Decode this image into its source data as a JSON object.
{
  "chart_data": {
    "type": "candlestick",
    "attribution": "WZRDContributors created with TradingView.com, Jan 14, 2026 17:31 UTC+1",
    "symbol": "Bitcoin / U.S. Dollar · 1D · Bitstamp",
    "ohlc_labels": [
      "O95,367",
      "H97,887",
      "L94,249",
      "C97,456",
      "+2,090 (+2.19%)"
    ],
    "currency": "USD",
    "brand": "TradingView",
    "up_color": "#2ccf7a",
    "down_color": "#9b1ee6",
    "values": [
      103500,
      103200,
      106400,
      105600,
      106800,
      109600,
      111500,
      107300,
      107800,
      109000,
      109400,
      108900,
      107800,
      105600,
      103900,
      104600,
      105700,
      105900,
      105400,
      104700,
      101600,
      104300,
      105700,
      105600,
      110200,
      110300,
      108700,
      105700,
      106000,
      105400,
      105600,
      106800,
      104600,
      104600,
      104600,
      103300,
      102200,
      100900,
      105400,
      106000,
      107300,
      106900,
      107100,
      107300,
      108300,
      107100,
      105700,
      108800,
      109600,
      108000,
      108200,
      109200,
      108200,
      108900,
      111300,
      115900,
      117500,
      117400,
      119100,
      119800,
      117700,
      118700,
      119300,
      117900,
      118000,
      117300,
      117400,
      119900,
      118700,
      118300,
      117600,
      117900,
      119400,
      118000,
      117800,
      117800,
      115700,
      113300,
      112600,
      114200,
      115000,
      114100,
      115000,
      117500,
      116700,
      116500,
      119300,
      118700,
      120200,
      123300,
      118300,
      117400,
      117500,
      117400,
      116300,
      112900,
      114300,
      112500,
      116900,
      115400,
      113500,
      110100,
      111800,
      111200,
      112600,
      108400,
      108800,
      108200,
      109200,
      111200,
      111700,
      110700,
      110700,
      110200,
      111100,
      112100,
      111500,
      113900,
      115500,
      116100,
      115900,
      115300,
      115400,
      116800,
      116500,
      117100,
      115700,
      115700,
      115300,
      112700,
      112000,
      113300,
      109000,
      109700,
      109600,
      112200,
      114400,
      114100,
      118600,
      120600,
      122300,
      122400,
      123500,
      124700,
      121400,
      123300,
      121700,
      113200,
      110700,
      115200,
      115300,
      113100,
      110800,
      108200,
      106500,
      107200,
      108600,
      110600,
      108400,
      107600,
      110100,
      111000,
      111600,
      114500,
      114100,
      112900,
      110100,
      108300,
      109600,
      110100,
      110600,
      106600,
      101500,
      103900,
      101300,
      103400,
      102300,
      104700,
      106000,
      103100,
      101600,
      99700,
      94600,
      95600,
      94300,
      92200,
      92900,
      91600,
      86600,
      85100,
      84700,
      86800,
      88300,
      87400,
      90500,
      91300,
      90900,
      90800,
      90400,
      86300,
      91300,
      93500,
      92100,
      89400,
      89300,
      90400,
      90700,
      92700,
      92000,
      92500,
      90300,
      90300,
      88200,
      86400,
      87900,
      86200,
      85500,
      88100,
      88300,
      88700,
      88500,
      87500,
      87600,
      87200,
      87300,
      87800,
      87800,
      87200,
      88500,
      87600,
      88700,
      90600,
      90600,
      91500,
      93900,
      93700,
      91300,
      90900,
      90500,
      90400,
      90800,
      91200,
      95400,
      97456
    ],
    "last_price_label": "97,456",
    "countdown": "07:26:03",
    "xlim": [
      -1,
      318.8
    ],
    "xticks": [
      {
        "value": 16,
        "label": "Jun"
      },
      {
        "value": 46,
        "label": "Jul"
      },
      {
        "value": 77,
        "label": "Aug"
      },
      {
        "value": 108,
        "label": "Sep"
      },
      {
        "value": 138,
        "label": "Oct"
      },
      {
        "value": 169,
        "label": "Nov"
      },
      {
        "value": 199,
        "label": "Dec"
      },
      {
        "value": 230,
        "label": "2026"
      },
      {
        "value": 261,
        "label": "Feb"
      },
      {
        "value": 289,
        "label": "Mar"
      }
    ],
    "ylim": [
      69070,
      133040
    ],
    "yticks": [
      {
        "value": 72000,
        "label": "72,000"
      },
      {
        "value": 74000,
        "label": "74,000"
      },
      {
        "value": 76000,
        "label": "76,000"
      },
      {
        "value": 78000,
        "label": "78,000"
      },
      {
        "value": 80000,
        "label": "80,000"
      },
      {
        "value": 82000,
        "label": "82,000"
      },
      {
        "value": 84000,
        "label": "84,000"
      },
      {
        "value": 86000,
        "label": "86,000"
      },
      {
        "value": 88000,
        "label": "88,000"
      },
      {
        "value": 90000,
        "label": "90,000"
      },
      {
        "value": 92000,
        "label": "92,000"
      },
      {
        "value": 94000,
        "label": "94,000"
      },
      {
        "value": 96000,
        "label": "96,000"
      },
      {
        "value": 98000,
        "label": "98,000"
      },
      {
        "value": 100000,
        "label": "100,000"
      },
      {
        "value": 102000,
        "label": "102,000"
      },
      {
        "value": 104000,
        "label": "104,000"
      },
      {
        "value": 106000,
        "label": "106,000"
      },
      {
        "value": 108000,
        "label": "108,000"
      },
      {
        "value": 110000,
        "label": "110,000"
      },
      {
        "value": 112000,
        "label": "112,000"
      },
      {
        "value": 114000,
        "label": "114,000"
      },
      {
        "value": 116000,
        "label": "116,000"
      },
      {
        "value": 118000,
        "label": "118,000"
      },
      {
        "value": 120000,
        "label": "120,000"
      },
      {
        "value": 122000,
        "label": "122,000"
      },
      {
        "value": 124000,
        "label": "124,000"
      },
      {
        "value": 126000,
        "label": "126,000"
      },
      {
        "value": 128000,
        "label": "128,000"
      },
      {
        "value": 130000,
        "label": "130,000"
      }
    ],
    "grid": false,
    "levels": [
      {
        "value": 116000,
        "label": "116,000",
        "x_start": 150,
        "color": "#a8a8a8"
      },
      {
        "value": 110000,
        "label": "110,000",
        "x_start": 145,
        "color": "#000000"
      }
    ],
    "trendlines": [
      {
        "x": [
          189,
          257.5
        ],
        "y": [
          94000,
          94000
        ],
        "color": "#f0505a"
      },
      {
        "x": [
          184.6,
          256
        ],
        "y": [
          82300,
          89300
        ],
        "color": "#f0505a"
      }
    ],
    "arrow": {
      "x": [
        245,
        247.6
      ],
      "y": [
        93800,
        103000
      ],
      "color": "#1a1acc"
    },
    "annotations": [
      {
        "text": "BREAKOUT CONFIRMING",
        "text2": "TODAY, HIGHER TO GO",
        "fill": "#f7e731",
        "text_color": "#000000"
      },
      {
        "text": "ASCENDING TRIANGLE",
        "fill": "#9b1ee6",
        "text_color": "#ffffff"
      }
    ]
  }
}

┄┄┄┄┄┄

## Task directions
Please reproduce each line exactly as written.

## Answer in full
Decode this image into its source data as a JSON object.
{
  "chart_data": {
    "type": "candlestick",
    "attribution": "WZRDContributors created with TradingView.com, Jan 14, 2026 17:31 UTC+1",
    "symbol": "Bitcoin / U.S. Dollar · 1D · Bitstamp",
    "ohlc_labels": [
      "O95,367",
      "H97,887",
      "L94,249",
      "C97,456",
      "+2,090 (+2.19%)"
    ],
    "currency": "USD",
    "brand": "TradingView",
    "up_color": "#2ccf7a",
    "down_color": "#9b1ee6",
    "values": [
      103500,
      103200,
      106400,
      105600,
      106800,
      109600,
      111500,
      107300,
      107800,
      109000,
      109400,
      108900,
      107800,
      105600,
      103900,
      104600,
      105700,
      105900,
      105400,
      104700,
      101600,
      104300,
      105700,
      105600,
      110200,
      110300,
      108700,
      105700,
      106000,
      105400,
      105600,
      106800,
      104600,
      104600,
      104600,
      103300,
      102200,
      100900,
      105400,
      106000,
      107300,
      106900,
      107100,
      107300,
      108300,
      107100,
      105700,
      108800,
      109600,
      108000,
      108200,
      109200,
      108200,
      108900,
      111300,
      115900,
      117500,
      117400,
      119100,
      119800,
      117700,
      118700,
      119300,
      117900,
      118000,
      117300,
      117400,
      119900,
      118700,
      118300,
      117600,
      117900,
      119400,
      118000,
      117800,
      117800,
      115700,
      113300,
      112600,
      114200,
      115000,
      114100,
      115000,
      117500,
      116700,
      116500,
      119300,
      118700,
      120200,
      123300,
      118300,
      117400,
      117500,
      117400,
      116300,
      112900,
      114300,
      112500,
      116900,
      115400,
      113500,
      110100,
      111800,
      111200,
      112600,
      108400,
      108800,
      108200,
      109200,
      111200,
      111700,
      110700,
      110700,
      110200,
      111100,
      112100,
      111500,
      113900,
      115500,
      116100,
      115900,
      115300,
      115400,
      116800,
      116500,
      117100,
      115700,
      115700,
      115300,
      112700,
      112000,
      113300,
      109000,
      109700,
      109600,
      112200,
      114400,
      114100,
      118600,
      120600,
      122300,
      122400,
      123500,
      124700,
      121400,
      123300,
      121700,
      113200,
      110700,
      115200,
      115300,
      113100,
      110800,
      108200,
      106500,
      107200,
      108600,
      110600,
      108400,
      107600,
      110100,
      111000,
      111600,
      114500,
      114100,
      112900,
      110100,
      108300,
      109600,
      110100,
      110600,
      106600,
      101500,
      103900,
      101300,
      103400,
      102300,
      104700,
      106000,
      103100,
      101600,
      99700,
      94600,
      95600,
      94300,
      92200,
      92900,
      91600,
      86600,
      85100,
      84700,
      86800,
      88300,
      87400,
      90500,
      91300,
      90900,
      90800,
      90400,
      86300,
      91300,
      93500,
      92100,
      89400,
      89300,
      90400,
      90700,
      92700,
      92000,
      92500,
      90300,
      90300,
      88200,
      86400,
      87900,
      86200,
      85500,
      88100,
      88300,
      88700,
      88500,
      87500,
      87600,
      87200,
      87300,
      87800,
      87800,
      87200,
      88500,
      87600,
      88700,
      90600,
      90600,
      91500,
      93900,
      93700,
      91300,
      90900,
      90500,
      90400,
      90800,
      91200,
      95400,
      97456
    ],
    "last_price_label": "97,456",
    "countdown": "07:26:03",
    "xlim": [
      -1,
      318.8
    ],
    "xticks": [
      {
        "value": 16,
        "label": "Jun"
      },
      {
        "value": 46,
        "label": "Jul"
      },
      {
        "value": 77,
        "label": "Aug"
      },
      {
        "value": 108,
        "label": "Sep"
      },
      {
        "value": 138,
        "label": "Oct"
      },
      {
        "value": 169,
        "label": "Nov"
      },
      {
        "value": 199,
        "label": "Dec"
      },
      {
        "value": 230,
        "label": "2026"
      },
      {
        "value": 261,
        "label": "Feb"
      },
      {
        "value": 289,
        "label": "Mar"
      }
    ],
    "ylim": [
      69070,
      133040
    ],
    "yticks": [
      {
        "value": 72000,
        "label": "72,000"
      },
      {
        "value": 74000,
        "label": "74,000"
      },
      {
        "value": 76000,
        "label": "76,000"
      },
      {
        "value": 78000,
        "label": "78,000"
      },
      {
        "value": 80000,
        "label": "80,000"
      },
      {
        "value": 82000,
        "label": "82,000"
      },
      {
        "value": 84000,
        "label": "84,000"
      },
      {
        "value": 86000,
        "label": "86,000"
      },
      {
        "value": 88000,
        "label": "88,000"
      },
      {
        "value": 90000,
        "label": "90,000"
      },
      {
        "value": 92000,
        "label": "92,000"
      },
      {
        "value": 94000,
        "label": "94,000"
      },
      {
        "value": 96000,
        "label": "96,000"
      },
      {
        "value": 98000,
        "label": "98,000"
      },
      {
        "value": 100000,
        "label": "100,000"
      },
      {
        "value": 102000,
        "label": "102,000"
      },
      {
        "value": 104000,
        "label": "104,000"
      },
      {
        "value": 106000,
        "label": "106,000"
      },
      {
        "value": 108000,
        "label": "108,000"
      },
      {
        "value": 110000,
        "label": "110,000"
      },
      {
        "value": 112000,
        "label": "112,000"
      },
      {
        "value": 114000,
        "label": "114,000"
      },
      {
        "value": 116000,
        "label": "116,000"
      },
      {
        "value": 118000,
        "label": "118,000"
      },
      {
        "value": 120000,
        "label": "120,000"
      },
      {
        "value": 122000,
        "label": "122,000"
      },
      {
        "value": 124000,
        "label": "124,000"
      },
      {
        "value": 126000,
        "label": "126,000"
      },
      {
        "value": 128000,
        "label": "128,000"
      },
      {
        "value": 130000,
        "label": "130,000"
      }
    ],
    "grid": false,
    "levels": [
      {
        "value": 116000,
        "label": "116,000",
        "x_start": 150,
        "color": "#a8a8a8"
      },
      {
        "value": 110000,
        "label": "110,000",
        "x_start": 145,
        "color": "#000000"
      }
    ],
    "trendlines": [
      {
        "x": [
          189,
          257.5
        ],
        "y": [
          94000,
          94000
        ],
        "color": "#f0505a"
      },
      {
        "x": [
          184.6,
          256
        ],
        "y": [
          82300,
          89300
        ],
        "color": "#f0505a"
      }
    ],
    "arrow": {
      "x": [
        245,
        247.6
      ],
      "y": [
        93800,
        103000
      ],
      "color": "#1a1acc"
    },
    "annotations": [
      {
        "text": "BREAKOUT CONFIRMING",
        "text2": "TODAY, HIGHER TO GO",
        "fill": "#f7e731",
        "text_color": "#000000"
      },
      {
        "text": "ASCENDING TRIANGLE",
        "fill": "#9b1ee6",
        "text_color": "#ffffff"
      }
    ]
  }
}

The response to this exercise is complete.